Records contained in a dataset

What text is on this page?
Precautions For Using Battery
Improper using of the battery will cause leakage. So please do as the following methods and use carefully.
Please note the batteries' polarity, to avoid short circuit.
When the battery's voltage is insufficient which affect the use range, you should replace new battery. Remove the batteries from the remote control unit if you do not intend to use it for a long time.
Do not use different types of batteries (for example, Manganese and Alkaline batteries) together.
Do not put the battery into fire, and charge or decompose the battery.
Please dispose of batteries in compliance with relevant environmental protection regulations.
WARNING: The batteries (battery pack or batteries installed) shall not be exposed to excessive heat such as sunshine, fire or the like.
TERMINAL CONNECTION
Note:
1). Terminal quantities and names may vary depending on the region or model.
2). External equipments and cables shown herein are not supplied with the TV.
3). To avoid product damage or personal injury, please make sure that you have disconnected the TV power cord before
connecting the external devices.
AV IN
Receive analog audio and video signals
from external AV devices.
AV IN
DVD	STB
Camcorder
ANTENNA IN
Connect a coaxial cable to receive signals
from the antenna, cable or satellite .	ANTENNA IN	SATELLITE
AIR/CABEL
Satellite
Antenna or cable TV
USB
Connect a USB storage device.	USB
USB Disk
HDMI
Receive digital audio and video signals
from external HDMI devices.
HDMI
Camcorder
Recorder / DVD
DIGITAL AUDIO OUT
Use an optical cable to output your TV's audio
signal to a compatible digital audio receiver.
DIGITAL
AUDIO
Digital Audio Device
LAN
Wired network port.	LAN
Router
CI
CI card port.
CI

TASK PROMPT. Where a line in the entries holds the word "with", copy that line.

COMPLETE RESPONSE.
Please dispose of batteries in compliance with relevant environmental protection regulations.
2). External equipments and cables shown herein are not supplied with the TV.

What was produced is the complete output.